## Provided entries:
+===+
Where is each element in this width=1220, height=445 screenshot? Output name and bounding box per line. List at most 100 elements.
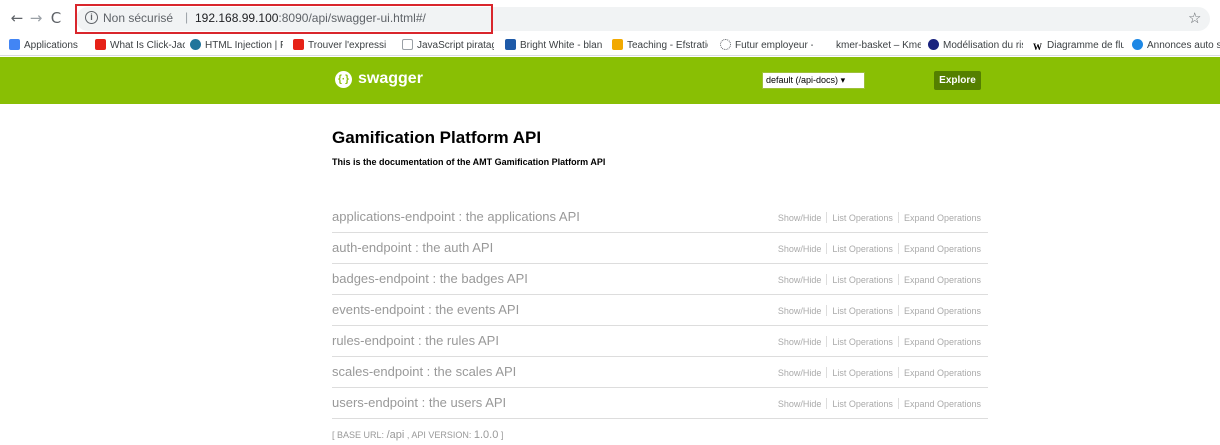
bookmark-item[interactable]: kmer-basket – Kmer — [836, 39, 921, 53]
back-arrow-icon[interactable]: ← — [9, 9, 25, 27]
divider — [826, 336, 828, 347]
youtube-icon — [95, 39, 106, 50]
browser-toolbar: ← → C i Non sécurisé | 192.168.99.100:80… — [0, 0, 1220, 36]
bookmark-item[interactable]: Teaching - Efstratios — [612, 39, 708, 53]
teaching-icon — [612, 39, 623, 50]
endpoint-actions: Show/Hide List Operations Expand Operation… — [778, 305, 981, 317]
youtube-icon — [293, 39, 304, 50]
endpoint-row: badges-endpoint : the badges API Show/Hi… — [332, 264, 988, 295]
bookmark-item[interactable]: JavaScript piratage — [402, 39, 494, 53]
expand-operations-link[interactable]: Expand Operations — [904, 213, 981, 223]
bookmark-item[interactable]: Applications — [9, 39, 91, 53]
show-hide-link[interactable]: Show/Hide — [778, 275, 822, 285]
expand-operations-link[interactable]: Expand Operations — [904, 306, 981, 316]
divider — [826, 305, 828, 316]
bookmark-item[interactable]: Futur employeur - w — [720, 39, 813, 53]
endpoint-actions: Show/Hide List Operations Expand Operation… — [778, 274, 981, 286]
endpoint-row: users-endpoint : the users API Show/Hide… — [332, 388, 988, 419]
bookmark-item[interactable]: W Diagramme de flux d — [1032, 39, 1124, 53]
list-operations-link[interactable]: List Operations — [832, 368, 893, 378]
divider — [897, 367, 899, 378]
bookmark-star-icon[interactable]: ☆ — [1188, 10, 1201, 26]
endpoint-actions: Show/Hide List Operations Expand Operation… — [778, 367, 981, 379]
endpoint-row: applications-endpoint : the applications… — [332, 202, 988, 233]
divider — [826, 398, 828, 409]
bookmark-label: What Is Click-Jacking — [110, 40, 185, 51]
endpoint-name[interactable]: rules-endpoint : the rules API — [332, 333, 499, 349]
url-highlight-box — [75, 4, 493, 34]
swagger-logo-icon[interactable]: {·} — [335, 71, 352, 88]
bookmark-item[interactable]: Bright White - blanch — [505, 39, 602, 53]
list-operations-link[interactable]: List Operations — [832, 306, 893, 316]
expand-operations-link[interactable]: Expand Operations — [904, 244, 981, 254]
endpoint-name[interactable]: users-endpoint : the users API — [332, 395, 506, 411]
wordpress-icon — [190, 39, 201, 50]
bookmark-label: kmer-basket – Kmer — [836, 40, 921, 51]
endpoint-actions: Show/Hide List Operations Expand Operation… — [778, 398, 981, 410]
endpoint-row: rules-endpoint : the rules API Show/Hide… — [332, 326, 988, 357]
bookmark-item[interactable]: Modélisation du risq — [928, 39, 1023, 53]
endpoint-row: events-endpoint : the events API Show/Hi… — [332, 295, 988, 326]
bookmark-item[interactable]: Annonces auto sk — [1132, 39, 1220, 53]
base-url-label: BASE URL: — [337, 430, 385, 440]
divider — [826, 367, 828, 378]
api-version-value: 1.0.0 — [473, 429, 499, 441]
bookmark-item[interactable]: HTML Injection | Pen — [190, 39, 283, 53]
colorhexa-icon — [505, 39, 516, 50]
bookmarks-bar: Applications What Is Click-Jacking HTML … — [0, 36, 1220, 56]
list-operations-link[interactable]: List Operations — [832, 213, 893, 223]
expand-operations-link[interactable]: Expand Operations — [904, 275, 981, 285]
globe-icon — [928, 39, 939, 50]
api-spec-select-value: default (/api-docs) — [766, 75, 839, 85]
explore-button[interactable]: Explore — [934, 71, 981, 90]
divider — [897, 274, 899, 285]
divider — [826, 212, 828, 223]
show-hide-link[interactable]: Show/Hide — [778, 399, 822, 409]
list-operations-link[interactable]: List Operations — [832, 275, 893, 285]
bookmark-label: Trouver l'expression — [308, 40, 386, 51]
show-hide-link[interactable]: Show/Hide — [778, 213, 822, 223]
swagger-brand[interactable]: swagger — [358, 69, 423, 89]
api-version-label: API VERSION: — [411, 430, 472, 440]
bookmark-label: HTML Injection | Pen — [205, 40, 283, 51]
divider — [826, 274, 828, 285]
+===+
## Exercise:
Reproduce all of the lines above verbatim, omitting the picture.

## Response:
Where is each element in this width=1220, height=445 screenshot? Output name and bounding box per line. List at most 100 elements.
bookmark-item[interactable]: kmer-basket – Kmer — [836, 39, 921, 53]
back-arrow-icon[interactable]: ← — [9, 9, 25, 27]
divider — [826, 336, 828, 347]
youtube-icon — [95, 39, 106, 50]
browser-toolbar: ← → C i Non sécurisé | 192.168.99.100:80… — [0, 0, 1220, 36]
bookmark-item[interactable]: Teaching - Efstratios — [612, 39, 708, 53]
teaching-icon — [612, 39, 623, 50]
endpoint-actions: Show/Hide List Operations Expand Operation… — [778, 305, 981, 317]
youtube-icon — [293, 39, 304, 50]
endpoint-row: badges-endpoint : the badges API Show/Hi… — [332, 264, 988, 295]
bookmark-item[interactable]: JavaScript piratage — [402, 39, 494, 53]
expand-operations-link[interactable]: Expand Operations — [904, 213, 981, 223]
bookmark-item[interactable]: Applications — [9, 39, 91, 53]
show-hide-link[interactable]: Show/Hide — [778, 275, 822, 285]
expand-operations-link[interactable]: Expand Operations — [904, 306, 981, 316]
divider — [826, 305, 828, 316]
bookmark-item[interactable]: Futur employeur - w — [720, 39, 813, 53]
endpoint-actions: Show/Hide List Operations Expand Operation… — [778, 274, 981, 286]
endpoint-row: users-endpoint : the users API Show/Hide… — [332, 388, 988, 419]
bookmark-item[interactable]: W Diagramme de flux d — [1032, 39, 1124, 53]
list-operations-link[interactable]: List Operations — [832, 368, 893, 378]
divider — [897, 367, 899, 378]
bookmark-star-icon[interactable]: ☆ — [1188, 10, 1201, 26]
endpoint-actions: Show/Hide List Operations Expand Operation… — [778, 367, 981, 379]
endpoint-row: applications-endpoint : the applications… — [332, 202, 988, 233]
divider — [826, 398, 828, 409]
bookmark-label: What Is Click-Jacking — [110, 40, 185, 51]
endpoint-name[interactable]: rules-endpoint : the rules API — [332, 333, 499, 349]
url-highlight-box — [75, 4, 493, 34]
swagger-logo-icon[interactable]: {·} — [335, 71, 352, 88]
bookmark-item[interactable]: Bright White - blanch — [505, 39, 602, 53]
list-operations-link[interactable]: List Operations — [832, 306, 893, 316]
expand-operations-link[interactable]: Expand Operations — [904, 244, 981, 254]
endpoint-name[interactable]: users-endpoint : the users API — [332, 395, 506, 411]
wordpress-icon — [190, 39, 201, 50]
bookmark-label: kmer-basket – Kmer — [836, 40, 921, 51]
endpoint-actions: Show/Hide List Operations Expand Operation… — [778, 398, 981, 410]
endpoint-row: rules-endpoint : the rules API Show/Hide… — [332, 326, 988, 357]
bookmark-item[interactable]: Modélisation du risq — [928, 39, 1023, 53]
endpoint-row: events-endpoint : the events API Show/Hi… — [332, 295, 988, 326]
bookmark-item[interactable]: Annonces auto sk — [1132, 39, 1220, 53]
base-url-label: BASE URL: — [337, 430, 385, 440]
divider — [826, 367, 828, 378]
api-version-value: 1.0.0 — [473, 429, 499, 441]
bookmark-item[interactable]: HTML Injection | Pen — [190, 39, 283, 53]
colorhexa-icon — [505, 39, 516, 50]
bookmarks-bar: Applications What Is Click-Jacking HTML … — [0, 36, 1220, 56]
list-operations-link[interactable]: List Operations — [832, 213, 893, 223]
expand-operations-link[interactable]: Expand Operations — [904, 275, 981, 285]
globe-icon — [928, 39, 939, 50]
api-spec-select-value: default (/api-docs) — [766, 75, 839, 85]
explore-button[interactable]: Explore — [934, 71, 981, 90]
divider — [897, 274, 899, 285]
divider — [826, 212, 828, 223]
show-hide-link[interactable]: Show/Hide — [778, 399, 822, 409]
list-operations-link[interactable]: List Operations — [832, 275, 893, 285]
bookmark-label: Trouver l'expression — [308, 40, 386, 51]
show-hide-link[interactable]: Show/Hide — [778, 213, 822, 223]
swagger-brand[interactable]: swagger — [358, 69, 423, 89]
api-version-label: API VERSION: — [411, 430, 472, 440]
bookmark-label: HTML Injection | Pen — [205, 40, 283, 51]
divider — [826, 274, 828, 285]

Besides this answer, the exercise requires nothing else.